======== Extracted material

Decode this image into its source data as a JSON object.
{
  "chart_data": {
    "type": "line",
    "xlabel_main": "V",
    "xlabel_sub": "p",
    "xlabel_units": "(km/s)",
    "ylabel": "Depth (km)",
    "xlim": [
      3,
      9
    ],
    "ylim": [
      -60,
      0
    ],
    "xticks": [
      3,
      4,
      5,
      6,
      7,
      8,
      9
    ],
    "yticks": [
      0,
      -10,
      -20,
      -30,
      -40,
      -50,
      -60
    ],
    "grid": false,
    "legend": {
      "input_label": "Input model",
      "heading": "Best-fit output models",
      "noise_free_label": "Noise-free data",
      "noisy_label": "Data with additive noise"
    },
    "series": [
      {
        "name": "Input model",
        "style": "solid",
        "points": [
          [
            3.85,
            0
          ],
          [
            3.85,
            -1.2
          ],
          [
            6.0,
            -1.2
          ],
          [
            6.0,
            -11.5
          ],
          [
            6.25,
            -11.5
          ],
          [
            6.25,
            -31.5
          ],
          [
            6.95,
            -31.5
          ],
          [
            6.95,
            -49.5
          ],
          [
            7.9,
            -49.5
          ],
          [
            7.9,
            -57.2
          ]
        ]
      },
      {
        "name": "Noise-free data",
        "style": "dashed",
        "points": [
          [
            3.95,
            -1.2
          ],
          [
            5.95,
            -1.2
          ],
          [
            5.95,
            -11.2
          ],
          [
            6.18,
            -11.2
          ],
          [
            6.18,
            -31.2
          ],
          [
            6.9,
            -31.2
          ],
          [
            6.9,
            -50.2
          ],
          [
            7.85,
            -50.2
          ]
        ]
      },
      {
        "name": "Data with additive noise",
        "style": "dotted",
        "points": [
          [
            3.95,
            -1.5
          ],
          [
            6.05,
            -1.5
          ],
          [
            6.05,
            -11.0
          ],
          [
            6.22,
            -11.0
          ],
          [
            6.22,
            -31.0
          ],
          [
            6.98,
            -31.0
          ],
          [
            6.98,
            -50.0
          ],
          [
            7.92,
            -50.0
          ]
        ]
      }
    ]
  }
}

================

What to work on: Set all of the records down again, exactly as they stand.

Output:
Decode this image into its source data as a JSON object.
{
  "chart_data": {
    "type": "line",
    "xlabel_main": "V",
    "xlabel_sub": "p",
    "xlabel_units": "(km/s)",
    "ylabel": "Depth (km)",
    "xlim": [
      3,
      9
    ],
    "ylim": [
      -60,
      0
    ],
    "xticks": [
      3,
      4,
      5,
      6,
      7,
      8,
      9
    ],
    "yticks": [
      0,
      -10,
      -20,
      -30,
      -40,
      -50,
      -60
    ],
    "grid": false,
    "legend": {
      "input_label": "Input model",
      "heading": "Best-fit output models",
      "noise_free_label": "Noise-free data",
      "noisy_label": "Data with additive noise"
    },
    "series": [
      {
        "name": "Input model",
        "style": "solid",
        "points": [
          [
            3.85,
            0
          ],
          [
            3.85,
            -1.2
          ],
          [
            6.0,
            -1.2
          ],
          [
            6.0,
            -11.5
          ],
          [
            6.25,
            -11.5
          ],
          [
            6.25,
            -31.5
          ],
          [
            6.95,
            -31.5
          ],
          [
            6.95,
            -49.5
          ],
          [
            7.9,
            -49.5
          ],
          [
            7.9,
            -57.2
          ]
        ]
      },
      {
        "name": "Noise-free data",
        "style": "dashed",
        "points": [
          [
            3.95,
            -1.2
          ],
          [
            5.95,
            -1.2
          ],
          [
            5.95,
            -11.2
          ],
          [
            6.18,
            -11.2
          ],
          [
            6.18,
            -31.2
          ],
          [
            6.9,
            -31.2
          ],
          [
            6.9,
            -50.2
          ],
          [
            7.85,
            -50.2
          ]
        ]
      },
      {
        "name": "Data with additive noise",
        "style": "dotted",
        "points": [
          [
            3.95,
            -1.5
          ],
          [
            6.05,
            -1.5
          ],
          [
            6.05,
            -11.0
          ],
          [
            6.22,
            -11.0
          ],
          [
            6.22,
            -31.0
          ],
          [
            6.98,
            -31.0
          ],
          [
            6.98,
            -50.0
          ],
          [
            7.92,
            -50.0
          ]
        ]
      }
    ]
  }
}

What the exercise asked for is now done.